Question

A particle travels along the arc of a circle of radius $r$ . Its speed depends on the distance travelled $l$ as $v = a \sqrt{l}$ , where $a$ is a constant. The angle $\alpha $ between the vectors of total acceleration and the velocity of the particle is

• A. $\alpha=\tan ^{-1}\left(\frac{2 l}{r}\right)$
• B. $\alpha=\cos ^{-1}\left(\frac{2 l}{T}\right)$
• C. $\alpha=\sin ^{-1}\left(\frac{2 l}{r}\right)$
• D. $\alpha=\cot ^{-1}\left(\frac{2 l}{T}\right)$

Answer 1

Answer: (A)

Let, when particle is at angular position $\theta $ then distance travelled $= l$
$v = a \sqrt{l}$
But $a_{t} = \frac{d v}{d t} = \frac{a}{2 \sqrt{l}} \frac{d l}{d t} = \frac{a v}{2 \sqrt{l}} = \frac{a^{2}}{2}$
And $a_{c} = \frac{v^{2}}{r} = \left(\right. \frac{a^{2} l}{r} \left.\right)$
Angle between $a_{n e t}$ &$a_{t}$ :
$\alpha=\tan ^{-1}\left(\frac{2 l}{T}\right)$

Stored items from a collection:

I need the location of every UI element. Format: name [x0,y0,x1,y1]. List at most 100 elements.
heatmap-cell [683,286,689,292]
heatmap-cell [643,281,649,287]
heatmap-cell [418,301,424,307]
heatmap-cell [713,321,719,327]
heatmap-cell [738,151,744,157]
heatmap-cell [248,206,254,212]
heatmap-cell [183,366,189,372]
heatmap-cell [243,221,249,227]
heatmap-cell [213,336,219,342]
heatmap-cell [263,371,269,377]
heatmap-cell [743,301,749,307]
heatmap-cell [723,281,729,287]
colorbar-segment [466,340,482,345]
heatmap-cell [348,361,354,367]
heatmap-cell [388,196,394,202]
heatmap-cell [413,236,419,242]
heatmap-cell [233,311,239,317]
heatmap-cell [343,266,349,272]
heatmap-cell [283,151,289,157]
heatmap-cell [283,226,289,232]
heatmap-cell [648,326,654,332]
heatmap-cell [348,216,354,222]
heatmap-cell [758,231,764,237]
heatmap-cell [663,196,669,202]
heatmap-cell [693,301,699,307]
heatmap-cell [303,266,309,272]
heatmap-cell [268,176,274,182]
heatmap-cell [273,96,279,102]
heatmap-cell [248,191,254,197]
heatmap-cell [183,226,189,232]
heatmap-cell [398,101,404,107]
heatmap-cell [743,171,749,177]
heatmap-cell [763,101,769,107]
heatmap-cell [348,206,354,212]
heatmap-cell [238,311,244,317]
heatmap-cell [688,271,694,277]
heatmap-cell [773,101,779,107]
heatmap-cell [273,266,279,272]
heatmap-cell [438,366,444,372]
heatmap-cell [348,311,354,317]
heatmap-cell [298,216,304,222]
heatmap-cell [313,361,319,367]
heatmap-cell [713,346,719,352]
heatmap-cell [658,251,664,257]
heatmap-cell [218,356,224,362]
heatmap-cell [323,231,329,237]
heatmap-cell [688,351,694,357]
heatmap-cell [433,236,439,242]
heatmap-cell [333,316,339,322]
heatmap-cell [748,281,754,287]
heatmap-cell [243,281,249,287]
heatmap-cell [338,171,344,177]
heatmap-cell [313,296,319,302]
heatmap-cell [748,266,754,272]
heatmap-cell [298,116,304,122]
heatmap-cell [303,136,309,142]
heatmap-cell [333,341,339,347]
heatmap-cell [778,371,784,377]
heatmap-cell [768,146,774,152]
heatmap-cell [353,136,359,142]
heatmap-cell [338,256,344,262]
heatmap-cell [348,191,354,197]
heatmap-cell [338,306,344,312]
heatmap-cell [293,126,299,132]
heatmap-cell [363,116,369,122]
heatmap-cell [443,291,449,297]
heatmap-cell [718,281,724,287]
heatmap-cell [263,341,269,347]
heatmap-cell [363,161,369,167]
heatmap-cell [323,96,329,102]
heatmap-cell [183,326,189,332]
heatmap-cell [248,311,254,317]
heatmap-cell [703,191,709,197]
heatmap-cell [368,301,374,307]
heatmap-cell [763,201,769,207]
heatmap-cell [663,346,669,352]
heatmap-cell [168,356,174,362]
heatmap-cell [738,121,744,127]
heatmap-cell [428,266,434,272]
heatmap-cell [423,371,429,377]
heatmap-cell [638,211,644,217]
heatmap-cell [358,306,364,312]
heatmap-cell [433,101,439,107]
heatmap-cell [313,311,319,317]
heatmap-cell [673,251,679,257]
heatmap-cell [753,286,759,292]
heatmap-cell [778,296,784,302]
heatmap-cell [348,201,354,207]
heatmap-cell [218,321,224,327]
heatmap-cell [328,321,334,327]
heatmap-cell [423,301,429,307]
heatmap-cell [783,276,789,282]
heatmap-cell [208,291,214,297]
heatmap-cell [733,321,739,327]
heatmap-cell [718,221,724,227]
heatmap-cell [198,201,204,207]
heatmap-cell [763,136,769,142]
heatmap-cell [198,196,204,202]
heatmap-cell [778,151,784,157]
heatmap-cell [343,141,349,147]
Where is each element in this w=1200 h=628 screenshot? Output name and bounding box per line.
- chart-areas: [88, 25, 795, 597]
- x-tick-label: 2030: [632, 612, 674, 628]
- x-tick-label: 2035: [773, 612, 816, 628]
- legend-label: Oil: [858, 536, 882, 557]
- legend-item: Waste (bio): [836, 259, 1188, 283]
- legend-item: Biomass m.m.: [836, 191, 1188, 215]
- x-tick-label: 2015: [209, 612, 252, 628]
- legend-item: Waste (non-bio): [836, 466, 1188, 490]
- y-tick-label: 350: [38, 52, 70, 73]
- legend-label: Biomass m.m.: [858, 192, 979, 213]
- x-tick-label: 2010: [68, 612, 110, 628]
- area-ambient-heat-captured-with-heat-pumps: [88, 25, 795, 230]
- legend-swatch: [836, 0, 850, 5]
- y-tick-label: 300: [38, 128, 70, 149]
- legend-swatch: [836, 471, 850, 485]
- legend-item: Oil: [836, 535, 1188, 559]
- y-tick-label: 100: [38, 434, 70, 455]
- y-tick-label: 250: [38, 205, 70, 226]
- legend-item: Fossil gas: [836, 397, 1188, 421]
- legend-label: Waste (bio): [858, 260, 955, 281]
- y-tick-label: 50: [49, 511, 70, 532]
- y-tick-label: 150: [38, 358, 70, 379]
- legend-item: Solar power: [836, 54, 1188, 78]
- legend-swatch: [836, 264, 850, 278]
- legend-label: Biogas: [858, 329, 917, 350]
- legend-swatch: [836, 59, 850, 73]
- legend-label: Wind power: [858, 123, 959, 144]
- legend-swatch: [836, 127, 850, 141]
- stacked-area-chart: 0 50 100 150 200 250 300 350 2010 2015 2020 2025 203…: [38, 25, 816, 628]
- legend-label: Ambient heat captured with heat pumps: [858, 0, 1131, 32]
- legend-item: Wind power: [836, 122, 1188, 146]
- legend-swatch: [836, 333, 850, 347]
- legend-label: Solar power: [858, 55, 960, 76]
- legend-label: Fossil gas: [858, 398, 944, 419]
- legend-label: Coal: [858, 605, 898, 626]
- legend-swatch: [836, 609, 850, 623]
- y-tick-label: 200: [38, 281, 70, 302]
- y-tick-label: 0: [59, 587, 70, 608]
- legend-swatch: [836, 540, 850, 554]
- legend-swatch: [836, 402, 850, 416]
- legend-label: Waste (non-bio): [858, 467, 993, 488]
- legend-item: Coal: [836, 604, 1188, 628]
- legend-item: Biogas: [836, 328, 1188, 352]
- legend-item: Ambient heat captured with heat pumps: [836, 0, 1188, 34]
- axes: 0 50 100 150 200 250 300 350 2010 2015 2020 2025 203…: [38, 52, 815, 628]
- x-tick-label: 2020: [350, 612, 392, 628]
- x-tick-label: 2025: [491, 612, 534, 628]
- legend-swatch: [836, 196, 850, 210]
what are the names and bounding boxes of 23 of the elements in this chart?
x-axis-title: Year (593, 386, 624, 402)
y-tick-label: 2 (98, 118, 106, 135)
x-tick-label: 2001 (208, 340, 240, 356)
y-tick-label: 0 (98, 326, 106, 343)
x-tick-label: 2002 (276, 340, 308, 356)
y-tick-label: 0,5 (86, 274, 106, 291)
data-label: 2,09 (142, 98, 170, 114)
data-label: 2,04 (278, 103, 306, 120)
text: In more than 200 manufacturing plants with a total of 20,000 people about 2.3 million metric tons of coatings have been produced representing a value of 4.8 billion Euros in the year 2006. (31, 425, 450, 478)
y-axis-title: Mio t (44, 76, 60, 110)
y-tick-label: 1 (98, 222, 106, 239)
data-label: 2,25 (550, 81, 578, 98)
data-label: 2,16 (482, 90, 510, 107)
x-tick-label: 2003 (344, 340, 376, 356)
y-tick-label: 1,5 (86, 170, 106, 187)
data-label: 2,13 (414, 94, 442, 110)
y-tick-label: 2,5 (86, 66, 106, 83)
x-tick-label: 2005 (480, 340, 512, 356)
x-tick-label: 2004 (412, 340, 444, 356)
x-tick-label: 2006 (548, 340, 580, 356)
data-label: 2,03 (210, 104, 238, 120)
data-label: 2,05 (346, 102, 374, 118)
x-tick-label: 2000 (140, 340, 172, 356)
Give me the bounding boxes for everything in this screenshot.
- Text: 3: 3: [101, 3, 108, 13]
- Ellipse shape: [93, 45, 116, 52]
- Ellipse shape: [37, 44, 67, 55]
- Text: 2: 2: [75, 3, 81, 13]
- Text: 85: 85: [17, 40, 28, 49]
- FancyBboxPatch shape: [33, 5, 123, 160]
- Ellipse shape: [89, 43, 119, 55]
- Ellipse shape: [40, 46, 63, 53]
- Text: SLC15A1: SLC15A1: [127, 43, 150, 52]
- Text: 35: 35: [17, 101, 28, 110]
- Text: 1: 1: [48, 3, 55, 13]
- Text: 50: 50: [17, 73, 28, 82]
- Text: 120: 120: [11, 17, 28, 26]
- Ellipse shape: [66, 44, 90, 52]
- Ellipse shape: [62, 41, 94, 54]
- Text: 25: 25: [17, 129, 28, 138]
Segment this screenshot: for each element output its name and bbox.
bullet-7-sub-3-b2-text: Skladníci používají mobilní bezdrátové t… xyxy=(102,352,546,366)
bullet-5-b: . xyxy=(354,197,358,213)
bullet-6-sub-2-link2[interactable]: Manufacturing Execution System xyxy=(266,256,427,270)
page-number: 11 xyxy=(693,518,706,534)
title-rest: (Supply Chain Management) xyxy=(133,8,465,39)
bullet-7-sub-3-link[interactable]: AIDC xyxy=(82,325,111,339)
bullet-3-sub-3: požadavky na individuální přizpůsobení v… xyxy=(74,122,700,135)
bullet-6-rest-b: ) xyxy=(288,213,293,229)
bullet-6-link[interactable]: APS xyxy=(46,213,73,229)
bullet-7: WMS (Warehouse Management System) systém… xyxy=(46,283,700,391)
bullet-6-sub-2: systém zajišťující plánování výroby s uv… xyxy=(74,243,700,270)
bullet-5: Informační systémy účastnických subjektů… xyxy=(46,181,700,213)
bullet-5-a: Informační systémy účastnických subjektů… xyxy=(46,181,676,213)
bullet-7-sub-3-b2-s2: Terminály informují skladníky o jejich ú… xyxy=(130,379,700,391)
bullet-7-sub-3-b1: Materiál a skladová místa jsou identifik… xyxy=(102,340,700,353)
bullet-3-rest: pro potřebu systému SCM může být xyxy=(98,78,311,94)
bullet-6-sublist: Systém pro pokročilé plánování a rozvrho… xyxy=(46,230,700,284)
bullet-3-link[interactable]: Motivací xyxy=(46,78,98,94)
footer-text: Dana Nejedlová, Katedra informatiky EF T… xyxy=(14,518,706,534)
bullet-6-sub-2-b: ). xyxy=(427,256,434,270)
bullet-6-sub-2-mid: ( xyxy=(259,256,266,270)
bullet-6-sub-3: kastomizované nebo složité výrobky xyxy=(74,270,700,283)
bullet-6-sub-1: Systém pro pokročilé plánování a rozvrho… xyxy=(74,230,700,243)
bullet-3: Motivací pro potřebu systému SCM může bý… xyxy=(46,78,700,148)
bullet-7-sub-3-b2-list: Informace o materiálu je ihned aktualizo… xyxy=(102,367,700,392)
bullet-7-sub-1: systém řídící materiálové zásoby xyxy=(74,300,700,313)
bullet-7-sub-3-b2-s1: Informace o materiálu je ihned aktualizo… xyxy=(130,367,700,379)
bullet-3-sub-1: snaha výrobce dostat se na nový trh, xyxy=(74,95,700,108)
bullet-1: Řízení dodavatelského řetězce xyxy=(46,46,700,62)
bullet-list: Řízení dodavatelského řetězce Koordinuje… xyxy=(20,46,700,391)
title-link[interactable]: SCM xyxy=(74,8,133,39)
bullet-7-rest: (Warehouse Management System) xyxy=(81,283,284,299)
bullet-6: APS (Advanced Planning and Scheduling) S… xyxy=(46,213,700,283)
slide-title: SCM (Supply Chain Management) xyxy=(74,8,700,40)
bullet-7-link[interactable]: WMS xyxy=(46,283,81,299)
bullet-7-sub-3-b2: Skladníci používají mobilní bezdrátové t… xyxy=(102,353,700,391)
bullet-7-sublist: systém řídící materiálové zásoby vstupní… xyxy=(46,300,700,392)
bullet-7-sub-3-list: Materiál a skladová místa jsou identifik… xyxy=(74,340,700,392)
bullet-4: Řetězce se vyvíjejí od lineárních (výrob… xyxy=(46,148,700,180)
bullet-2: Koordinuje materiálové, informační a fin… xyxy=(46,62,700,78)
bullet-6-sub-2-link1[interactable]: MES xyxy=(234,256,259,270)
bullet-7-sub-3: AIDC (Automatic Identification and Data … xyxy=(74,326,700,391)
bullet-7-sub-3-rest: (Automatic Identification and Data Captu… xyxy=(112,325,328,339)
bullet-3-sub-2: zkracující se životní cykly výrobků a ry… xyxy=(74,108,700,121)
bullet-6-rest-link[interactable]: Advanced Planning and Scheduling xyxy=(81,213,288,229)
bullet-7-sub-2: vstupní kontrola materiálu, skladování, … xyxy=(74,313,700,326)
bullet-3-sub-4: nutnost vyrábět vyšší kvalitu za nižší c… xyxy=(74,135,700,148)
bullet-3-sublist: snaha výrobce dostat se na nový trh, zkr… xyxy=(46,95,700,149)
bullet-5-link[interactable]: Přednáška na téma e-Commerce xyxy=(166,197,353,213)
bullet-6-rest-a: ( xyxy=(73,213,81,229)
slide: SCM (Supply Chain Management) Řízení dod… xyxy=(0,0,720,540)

→ **Goal**: Reproduce everything in the particle-on-an-arc problem from "A particle travels" down to "Answer: (A)".

→ **Full response**:
A particle travels along the arc of a circle of radius $r$ . Its speed depends on the distance travelled $l$ as $v = a \sqrt{l}$ , where $a$ is a constant. The angle $\alpha $ between the vectors of total acceleration and the velocity of the particle is

• A. $\alpha=\tan ^{-1}\left(\frac{2 l}{r}\right)$
• B. $\alpha=\cos ^{-1}\left(\frac{2 l}{T}\right)$
• C. $\alpha=\sin ^{-1}\left(\frac{2 l}{r}\right)$
• D. $\alpha=\cot ^{-1}\left(\frac{2 l}{T}\right)$

Answer 1

Answer: (A)